◆ Exercise details ◆
Select every line below containing the word "产品信息".

+++

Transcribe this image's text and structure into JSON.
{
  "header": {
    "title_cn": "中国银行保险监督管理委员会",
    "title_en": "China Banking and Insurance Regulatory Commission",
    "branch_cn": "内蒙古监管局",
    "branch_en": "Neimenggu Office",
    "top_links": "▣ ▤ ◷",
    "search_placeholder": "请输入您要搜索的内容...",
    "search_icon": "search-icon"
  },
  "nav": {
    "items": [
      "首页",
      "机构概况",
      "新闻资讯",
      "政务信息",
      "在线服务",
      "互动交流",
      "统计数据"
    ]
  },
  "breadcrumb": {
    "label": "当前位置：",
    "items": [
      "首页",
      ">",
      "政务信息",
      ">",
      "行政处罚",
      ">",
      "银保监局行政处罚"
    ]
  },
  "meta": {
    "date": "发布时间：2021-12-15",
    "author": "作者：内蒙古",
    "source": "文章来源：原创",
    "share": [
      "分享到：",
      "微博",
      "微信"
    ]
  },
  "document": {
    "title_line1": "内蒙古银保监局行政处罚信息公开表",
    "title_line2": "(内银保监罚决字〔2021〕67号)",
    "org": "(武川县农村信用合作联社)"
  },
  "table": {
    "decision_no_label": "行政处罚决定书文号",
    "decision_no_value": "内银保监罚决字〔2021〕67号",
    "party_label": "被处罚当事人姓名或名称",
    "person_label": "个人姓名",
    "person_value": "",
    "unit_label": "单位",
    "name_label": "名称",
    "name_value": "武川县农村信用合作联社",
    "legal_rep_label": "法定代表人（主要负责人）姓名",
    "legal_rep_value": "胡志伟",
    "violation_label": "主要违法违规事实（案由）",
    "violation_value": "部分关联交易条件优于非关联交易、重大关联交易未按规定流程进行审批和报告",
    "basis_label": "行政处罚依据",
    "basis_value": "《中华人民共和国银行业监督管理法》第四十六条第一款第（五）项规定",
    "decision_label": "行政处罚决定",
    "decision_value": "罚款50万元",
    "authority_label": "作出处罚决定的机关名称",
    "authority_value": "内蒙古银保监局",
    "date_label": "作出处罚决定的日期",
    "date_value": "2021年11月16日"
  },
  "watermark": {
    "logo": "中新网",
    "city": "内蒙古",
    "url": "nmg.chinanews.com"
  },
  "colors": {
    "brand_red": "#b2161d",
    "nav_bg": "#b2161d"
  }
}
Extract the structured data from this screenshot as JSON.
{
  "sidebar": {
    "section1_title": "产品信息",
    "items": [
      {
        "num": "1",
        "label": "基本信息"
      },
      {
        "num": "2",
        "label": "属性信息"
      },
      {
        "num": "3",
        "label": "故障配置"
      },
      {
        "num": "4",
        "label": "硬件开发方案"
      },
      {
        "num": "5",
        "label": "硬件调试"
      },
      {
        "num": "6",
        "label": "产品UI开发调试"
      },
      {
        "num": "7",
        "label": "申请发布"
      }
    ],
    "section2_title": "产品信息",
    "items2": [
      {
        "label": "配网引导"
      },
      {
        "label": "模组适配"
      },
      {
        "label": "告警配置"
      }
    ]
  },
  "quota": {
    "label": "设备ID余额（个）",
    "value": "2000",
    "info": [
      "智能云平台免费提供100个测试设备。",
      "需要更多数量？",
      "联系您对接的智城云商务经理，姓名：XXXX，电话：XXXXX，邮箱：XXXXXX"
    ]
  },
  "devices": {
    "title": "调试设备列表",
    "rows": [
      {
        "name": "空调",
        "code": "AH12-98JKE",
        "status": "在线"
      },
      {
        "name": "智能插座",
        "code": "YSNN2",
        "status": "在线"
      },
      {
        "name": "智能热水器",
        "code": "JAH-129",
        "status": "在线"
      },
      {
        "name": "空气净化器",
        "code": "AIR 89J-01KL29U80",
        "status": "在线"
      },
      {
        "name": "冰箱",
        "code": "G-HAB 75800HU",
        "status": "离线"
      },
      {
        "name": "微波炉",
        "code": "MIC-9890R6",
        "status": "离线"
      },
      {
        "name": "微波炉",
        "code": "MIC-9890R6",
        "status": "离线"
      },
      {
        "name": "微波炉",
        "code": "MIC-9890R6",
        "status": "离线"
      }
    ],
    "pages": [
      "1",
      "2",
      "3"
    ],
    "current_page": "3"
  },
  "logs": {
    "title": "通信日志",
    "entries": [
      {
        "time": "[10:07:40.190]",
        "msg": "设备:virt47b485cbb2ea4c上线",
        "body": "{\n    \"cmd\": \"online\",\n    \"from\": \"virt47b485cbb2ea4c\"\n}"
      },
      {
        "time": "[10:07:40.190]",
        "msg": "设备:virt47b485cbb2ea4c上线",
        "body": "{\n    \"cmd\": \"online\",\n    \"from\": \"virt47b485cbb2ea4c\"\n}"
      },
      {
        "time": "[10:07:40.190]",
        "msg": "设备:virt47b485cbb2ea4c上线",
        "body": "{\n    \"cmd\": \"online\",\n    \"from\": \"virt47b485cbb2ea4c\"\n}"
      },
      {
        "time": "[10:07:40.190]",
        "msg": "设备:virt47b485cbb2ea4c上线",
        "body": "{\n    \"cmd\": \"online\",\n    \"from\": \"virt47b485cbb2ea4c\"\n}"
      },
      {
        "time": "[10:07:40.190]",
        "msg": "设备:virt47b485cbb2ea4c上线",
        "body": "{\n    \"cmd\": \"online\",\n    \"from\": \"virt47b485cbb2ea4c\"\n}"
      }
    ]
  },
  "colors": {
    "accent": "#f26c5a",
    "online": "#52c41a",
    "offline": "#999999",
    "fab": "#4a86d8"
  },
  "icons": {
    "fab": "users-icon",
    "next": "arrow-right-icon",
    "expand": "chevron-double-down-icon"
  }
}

+++

◆ Full response ◆
    "section1_title": "产品信息",
    "section2_title": "产品信息",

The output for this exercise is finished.